> Element position data:
────────
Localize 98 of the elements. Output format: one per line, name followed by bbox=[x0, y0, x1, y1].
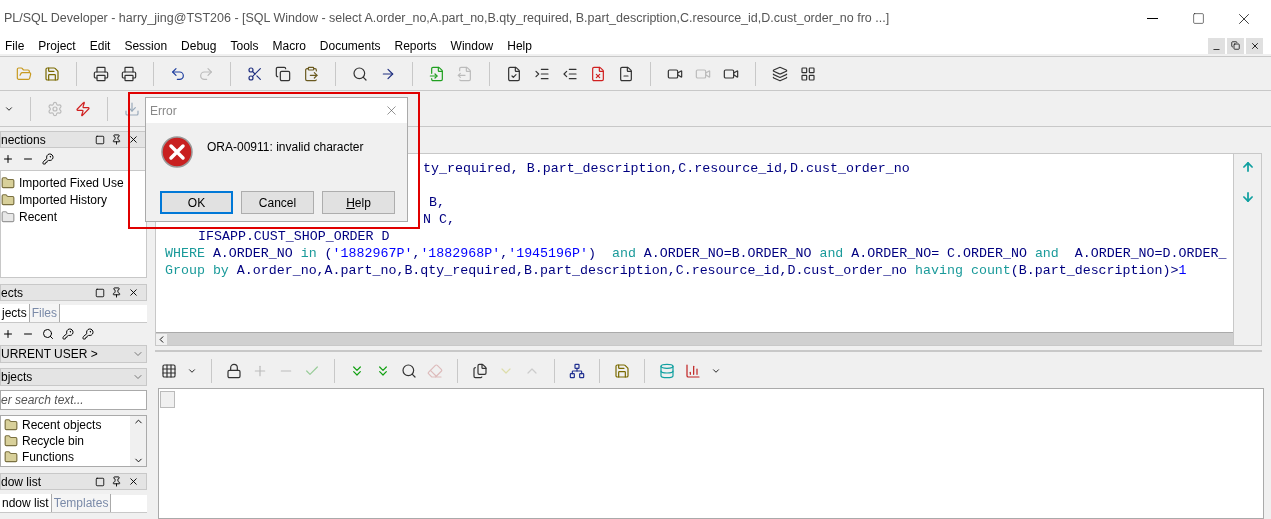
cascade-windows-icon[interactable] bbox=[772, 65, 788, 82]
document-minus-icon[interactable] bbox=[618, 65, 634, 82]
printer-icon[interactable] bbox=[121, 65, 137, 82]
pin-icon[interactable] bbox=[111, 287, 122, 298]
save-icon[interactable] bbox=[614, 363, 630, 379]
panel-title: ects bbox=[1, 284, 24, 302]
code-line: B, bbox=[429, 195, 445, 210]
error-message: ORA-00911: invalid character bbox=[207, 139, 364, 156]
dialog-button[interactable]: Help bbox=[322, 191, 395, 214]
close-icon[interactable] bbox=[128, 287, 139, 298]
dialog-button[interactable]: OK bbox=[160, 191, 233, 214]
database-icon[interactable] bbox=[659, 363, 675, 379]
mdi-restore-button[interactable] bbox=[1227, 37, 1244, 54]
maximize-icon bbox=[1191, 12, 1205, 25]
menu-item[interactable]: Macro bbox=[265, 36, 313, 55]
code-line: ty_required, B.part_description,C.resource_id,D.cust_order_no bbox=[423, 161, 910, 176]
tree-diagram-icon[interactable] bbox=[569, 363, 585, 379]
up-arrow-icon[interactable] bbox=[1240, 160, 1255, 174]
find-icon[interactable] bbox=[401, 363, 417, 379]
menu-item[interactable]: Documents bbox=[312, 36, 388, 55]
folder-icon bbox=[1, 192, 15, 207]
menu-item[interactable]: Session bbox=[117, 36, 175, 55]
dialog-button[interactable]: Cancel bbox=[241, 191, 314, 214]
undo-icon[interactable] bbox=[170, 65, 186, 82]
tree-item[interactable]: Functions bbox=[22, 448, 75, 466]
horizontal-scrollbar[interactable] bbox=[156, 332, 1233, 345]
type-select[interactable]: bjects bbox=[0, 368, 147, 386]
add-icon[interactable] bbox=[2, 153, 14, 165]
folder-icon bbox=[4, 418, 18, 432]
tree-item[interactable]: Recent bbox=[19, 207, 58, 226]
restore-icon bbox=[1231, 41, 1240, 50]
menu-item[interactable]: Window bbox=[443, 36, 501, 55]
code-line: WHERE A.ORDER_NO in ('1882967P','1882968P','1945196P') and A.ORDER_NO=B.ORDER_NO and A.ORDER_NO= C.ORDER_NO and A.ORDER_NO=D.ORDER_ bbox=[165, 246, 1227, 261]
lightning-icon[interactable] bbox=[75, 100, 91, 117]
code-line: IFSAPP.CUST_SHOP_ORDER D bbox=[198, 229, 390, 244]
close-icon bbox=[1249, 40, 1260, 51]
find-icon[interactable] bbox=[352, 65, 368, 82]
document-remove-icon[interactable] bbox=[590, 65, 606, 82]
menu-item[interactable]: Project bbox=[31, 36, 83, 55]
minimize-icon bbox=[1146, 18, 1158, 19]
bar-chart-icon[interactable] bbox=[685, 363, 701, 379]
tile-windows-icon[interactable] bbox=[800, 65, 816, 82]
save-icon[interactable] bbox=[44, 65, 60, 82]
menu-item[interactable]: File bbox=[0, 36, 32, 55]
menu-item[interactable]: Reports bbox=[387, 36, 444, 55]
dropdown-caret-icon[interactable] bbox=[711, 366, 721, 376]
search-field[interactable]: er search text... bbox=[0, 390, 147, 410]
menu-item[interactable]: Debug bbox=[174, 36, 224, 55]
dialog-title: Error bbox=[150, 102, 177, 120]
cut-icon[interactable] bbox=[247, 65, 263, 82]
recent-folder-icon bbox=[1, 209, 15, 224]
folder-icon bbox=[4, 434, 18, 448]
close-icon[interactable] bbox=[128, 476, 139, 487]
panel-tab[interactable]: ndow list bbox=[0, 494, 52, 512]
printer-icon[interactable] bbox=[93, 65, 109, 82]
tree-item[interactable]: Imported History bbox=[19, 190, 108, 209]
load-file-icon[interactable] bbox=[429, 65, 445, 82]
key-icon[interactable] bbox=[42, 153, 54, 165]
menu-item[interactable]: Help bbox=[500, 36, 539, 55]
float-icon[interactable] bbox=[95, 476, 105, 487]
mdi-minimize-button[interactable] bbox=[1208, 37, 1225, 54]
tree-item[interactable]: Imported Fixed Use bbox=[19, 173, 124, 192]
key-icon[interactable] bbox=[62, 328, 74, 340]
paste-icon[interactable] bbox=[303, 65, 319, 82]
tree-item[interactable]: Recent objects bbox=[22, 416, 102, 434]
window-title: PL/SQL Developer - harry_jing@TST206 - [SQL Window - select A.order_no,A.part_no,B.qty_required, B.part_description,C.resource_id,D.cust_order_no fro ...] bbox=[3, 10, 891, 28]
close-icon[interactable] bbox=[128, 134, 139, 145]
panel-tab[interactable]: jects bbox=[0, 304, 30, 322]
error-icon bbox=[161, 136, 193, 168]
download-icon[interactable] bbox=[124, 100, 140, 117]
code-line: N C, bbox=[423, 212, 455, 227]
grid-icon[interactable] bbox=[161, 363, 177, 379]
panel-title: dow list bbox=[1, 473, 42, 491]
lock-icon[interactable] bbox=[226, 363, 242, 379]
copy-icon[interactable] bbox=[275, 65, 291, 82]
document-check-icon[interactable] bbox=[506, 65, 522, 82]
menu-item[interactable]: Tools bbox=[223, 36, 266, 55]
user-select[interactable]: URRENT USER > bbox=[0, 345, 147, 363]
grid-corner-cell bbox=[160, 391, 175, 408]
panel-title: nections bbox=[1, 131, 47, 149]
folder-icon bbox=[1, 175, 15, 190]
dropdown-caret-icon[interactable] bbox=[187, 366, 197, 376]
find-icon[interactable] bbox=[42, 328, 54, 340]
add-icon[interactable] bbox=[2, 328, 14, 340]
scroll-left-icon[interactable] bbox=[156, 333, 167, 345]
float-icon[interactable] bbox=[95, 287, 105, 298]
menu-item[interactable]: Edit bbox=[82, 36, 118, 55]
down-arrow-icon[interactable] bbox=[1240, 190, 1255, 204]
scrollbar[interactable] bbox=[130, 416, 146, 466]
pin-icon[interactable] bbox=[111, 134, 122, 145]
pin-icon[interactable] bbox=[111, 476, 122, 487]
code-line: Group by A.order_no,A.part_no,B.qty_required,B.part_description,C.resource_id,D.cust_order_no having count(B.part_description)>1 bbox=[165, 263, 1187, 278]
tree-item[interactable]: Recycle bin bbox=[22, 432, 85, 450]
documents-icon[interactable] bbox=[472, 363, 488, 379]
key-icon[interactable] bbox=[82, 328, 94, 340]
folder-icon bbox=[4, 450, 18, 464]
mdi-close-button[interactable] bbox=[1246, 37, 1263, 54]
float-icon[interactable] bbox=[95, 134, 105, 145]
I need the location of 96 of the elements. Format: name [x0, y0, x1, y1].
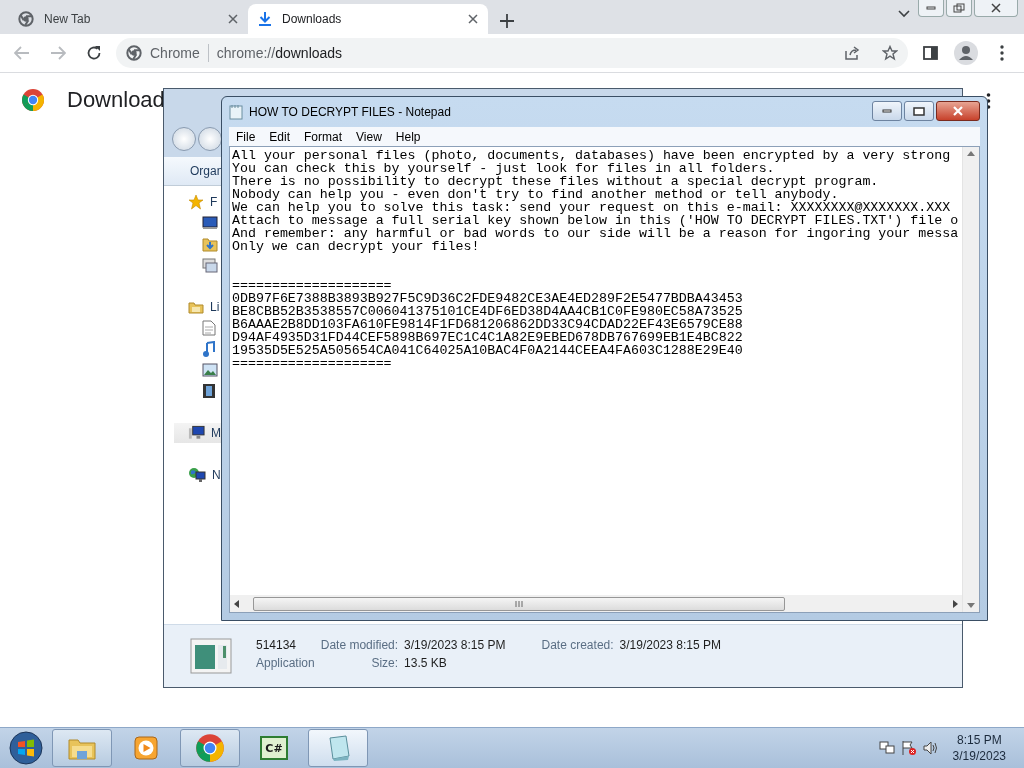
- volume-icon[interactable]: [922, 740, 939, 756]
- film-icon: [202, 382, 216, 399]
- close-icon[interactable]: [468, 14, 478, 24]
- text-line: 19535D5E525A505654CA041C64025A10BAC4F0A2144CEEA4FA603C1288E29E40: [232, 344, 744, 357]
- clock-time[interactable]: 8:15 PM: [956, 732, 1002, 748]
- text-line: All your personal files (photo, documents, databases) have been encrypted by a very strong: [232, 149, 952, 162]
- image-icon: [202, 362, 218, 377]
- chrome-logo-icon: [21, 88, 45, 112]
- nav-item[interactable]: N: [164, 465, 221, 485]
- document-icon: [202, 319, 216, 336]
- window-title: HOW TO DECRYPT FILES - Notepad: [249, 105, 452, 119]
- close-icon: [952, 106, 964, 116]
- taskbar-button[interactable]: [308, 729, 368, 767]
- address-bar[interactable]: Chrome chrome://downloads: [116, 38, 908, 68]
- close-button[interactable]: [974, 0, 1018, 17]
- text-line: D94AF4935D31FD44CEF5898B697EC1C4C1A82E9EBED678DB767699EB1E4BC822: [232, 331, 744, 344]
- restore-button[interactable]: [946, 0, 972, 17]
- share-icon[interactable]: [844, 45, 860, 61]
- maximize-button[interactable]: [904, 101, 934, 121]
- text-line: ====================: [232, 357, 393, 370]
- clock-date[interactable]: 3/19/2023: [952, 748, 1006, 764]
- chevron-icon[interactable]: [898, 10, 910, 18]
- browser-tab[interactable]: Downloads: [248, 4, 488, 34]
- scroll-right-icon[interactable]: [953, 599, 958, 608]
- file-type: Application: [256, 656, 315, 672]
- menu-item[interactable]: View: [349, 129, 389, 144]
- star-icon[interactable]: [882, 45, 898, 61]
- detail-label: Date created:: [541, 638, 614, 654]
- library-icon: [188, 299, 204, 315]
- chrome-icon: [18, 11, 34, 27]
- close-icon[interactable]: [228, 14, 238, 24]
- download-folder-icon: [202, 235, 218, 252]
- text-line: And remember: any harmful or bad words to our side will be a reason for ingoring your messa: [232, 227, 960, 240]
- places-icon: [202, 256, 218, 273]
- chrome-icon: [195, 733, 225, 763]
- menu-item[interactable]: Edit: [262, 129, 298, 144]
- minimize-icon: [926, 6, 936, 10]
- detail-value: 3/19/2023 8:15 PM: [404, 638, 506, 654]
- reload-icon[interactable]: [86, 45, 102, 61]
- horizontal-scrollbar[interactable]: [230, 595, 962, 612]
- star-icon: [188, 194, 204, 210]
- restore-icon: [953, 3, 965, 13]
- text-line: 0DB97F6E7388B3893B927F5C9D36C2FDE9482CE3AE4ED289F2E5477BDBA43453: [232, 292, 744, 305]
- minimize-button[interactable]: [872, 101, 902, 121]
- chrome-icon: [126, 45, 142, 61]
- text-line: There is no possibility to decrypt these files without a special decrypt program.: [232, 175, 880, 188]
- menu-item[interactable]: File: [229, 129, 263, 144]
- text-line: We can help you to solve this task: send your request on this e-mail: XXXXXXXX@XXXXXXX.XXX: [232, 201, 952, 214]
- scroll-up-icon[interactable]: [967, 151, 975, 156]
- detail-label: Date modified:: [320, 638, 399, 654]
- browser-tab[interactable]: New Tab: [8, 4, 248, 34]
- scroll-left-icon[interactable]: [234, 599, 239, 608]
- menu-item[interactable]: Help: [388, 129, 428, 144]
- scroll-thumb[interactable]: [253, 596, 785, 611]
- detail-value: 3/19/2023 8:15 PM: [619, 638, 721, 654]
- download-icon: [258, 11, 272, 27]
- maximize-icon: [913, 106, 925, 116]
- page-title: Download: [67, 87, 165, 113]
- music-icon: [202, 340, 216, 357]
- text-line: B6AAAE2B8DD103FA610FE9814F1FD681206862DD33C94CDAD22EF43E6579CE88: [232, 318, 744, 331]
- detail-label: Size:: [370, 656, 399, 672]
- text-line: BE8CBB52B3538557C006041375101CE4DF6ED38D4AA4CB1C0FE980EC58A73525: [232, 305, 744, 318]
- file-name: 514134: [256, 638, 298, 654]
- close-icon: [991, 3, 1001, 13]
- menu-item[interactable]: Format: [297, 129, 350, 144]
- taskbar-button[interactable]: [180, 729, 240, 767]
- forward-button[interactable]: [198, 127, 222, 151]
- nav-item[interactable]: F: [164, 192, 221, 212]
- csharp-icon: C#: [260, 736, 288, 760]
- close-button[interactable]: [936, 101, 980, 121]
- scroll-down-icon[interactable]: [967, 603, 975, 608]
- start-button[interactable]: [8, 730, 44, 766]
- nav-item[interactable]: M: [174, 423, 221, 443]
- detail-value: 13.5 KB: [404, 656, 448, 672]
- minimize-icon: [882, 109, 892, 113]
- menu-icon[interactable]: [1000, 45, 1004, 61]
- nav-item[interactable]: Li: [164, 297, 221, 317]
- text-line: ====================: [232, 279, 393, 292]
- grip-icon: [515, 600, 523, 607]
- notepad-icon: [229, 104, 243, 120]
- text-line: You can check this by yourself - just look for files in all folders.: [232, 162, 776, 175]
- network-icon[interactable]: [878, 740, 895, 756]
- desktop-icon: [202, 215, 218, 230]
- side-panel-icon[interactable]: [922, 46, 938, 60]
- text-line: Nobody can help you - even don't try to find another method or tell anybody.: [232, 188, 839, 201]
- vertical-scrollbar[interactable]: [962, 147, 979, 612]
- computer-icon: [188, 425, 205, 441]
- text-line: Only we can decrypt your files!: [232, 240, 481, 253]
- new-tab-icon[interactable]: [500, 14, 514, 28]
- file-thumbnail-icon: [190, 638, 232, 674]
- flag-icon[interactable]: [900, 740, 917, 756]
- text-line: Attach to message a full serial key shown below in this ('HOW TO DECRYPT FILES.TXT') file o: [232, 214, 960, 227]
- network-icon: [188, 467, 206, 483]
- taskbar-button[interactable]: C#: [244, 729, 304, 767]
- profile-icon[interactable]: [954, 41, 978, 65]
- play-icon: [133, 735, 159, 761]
────────
> Problem to solve: Starting with the line with "- volume-icon[interactable]: [922, 740, 939, 756]" and going on through the line with "- restore-icon: [953, 3, 965, 13]", rewrite those lines with "close-icon" changed to "dismiss-icon" and everything else left the same.

> Complete response:
- volume-icon[interactable]: [922, 740, 939, 756]
- film-icon: [202, 382, 216, 399]
- dismiss-icon[interactable]: [468, 14, 478, 24]
- text-line: 19535D5E525A505654CA041C64025A10BAC4F0A2144CEEA4FA603C1288E29E40: [232, 344, 744, 357]
- clock-time[interactable]: 8:15 PM: [956, 732, 1002, 748]
- text-line: All your personal files (photo, documents, databases) have been encrypted by a very strong: [232, 149, 952, 162]
- image-icon: [202, 362, 218, 377]
- chrome-logo-icon: [21, 88, 45, 112]
- nav-item[interactable]: N: [164, 465, 221, 485]
- document-icon: [202, 319, 216, 336]
- window-title: HOW TO DECRYPT FILES - Notepad: [249, 105, 452, 119]
- dismiss-icon: [952, 106, 964, 116]
- taskbar-button[interactable]: [308, 729, 368, 767]
- address-bar[interactable]: Chrome chrome://downloads: [116, 38, 908, 68]
- close-button[interactable]: [974, 0, 1018, 17]
- text-line: D94AF4935D31FD44CEF5898B697EC1C4C1A82E9EBED678DB767699EB1E4BC822: [232, 331, 744, 344]
- restore-button[interactable]: [946, 0, 972, 17]
- share-icon[interactable]: [844, 45, 860, 61]
- maximize-button[interactable]: [904, 101, 934, 121]
- text-line: ====================: [232, 357, 393, 370]
- clock-date[interactable]: 3/19/2023: [952, 748, 1006, 764]
- chevron-icon[interactable]: [898, 10, 910, 18]
- browser-tab[interactable]: Downloads: [248, 4, 488, 34]
- scroll-right-icon[interactable]: [953, 599, 958, 608]
- file-type: Application: [256, 656, 315, 672]
- menu-item[interactable]: View: [349, 129, 389, 144]
- star-icon[interactable]: [882, 45, 898, 61]
- detail-label: Date created:: [541, 638, 614, 654]
- library-icon: [188, 299, 204, 315]
- chrome-icon: [18, 11, 34, 27]
- dismiss-icon[interactable]: [228, 14, 238, 24]
- download-folder-icon: [202, 235, 218, 252]
- text-line: And remember: any harmful or bad words to our side will be a reason for ingoring your messa: [232, 227, 960, 240]
- places-icon: [202, 256, 218, 273]
- chrome-icon: [195, 733, 225, 763]
- menu-item[interactable]: Edit: [262, 129, 298, 144]
- minimize-icon: [926, 6, 936, 10]
- detail-value: 3/19/2023 8:15 PM: [404, 638, 506, 654]
- reload-icon[interactable]: [86, 45, 102, 61]
- horizontal-scrollbar[interactable]: [230, 595, 962, 612]
- star-icon: [188, 194, 204, 210]
- restore-icon: [953, 3, 965, 13]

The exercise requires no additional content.